#### Available records ####

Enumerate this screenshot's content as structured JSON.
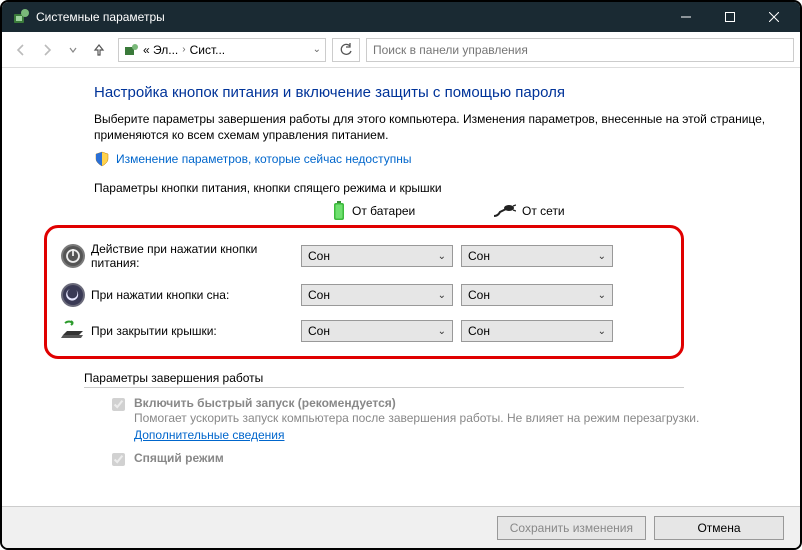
{
  "window": {
    "title": "Системные параметры"
  },
  "breadcrumb": {
    "level1": "« Эл...",
    "level2": "Сист..."
  },
  "search": {
    "placeholder": "Поиск в панели управления"
  },
  "page": {
    "title": "Настройка кнопок питания и включение защиты с помощью пароля",
    "description": "Выберите параметры завершения работы для этого компьютера. Изменения параметров, внесенные на этой странице, применяются ко всем схемам управления питанием.",
    "unlock_link": "Изменение параметров, которые сейчас недоступны",
    "section_label": "Параметры кнопки питания, кнопки спящего режима и крышки"
  },
  "headers": {
    "battery": "От батареи",
    "plugged": "От сети"
  },
  "rows": {
    "power": {
      "label": "Действие при нажатии кнопки питания:",
      "battery": "Сон",
      "plugged": "Сон"
    },
    "sleep": {
      "label": "При нажатии кнопки сна:",
      "battery": "Сон",
      "plugged": "Сон"
    },
    "lid": {
      "label": "При закрытии крышки:",
      "battery": "Сон",
      "plugged": "Сон"
    }
  },
  "shutdown": {
    "label": "Параметры завершения работы",
    "fast_start_title": "Включить быстрый запуск (рекомендуется)",
    "fast_start_desc": "Помогает ускорить запуск компьютера после завершения работы. Не влияет на режим перезагрузки. ",
    "fast_start_link": "Дополнительные сведения",
    "sleep_title": "Спящий режим"
  },
  "footer": {
    "save": "Сохранить изменения",
    "cancel": "Отмена"
  }
}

####

• Your goal
Without the pictures, write out all of the material exactly.

• Task output
Enumerate this screenshot's content as structured JSON.
{
  "window": {
    "title": "Системные параметры"
  },
  "breadcrumb": {
    "level1": "« Эл...",
    "level2": "Сист..."
  },
  "search": {
    "placeholder": "Поиск в панели управления"
  },
  "page": {
    "title": "Настройка кнопок питания и включение защиты с помощью пароля",
    "description": "Выберите параметры завершения работы для этого компьютера. Изменения параметров, внесенные на этой странице, применяются ко всем схемам управления питанием.",
    "unlock_link": "Изменение параметров, которые сейчас недоступны",
    "section_label": "Параметры кнопки питания, кнопки спящего режима и крышки"
  },
  "headers": {
    "battery": "От батареи",
    "plugged": "От сети"
  },
  "rows": {
    "power": {
      "label": "Действие при нажатии кнопки питания:",
      "battery": "Сон",
      "plugged": "Сон"
    },
    "sleep": {
      "label": "При нажатии кнопки сна:",
      "battery": "Сон",
      "plugged": "Сон"
    },
    "lid": {
      "label": "При закрытии крышки:",
      "battery": "Сон",
      "plugged": "Сон"
    }
  },
  "shutdown": {
    "label": "Параметры завершения работы",
    "fast_start_title": "Включить быстрый запуск (рекомендуется)",
    "fast_start_desc": "Помогает ускорить запуск компьютера после завершения работы. Не влияет на режим перезагрузки. ",
    "fast_start_link": "Дополнительные сведения",
    "sleep_title": "Спящий режим"
  },
  "footer": {
    "save": "Сохранить изменения",
    "cancel": "Отмена"
  }
}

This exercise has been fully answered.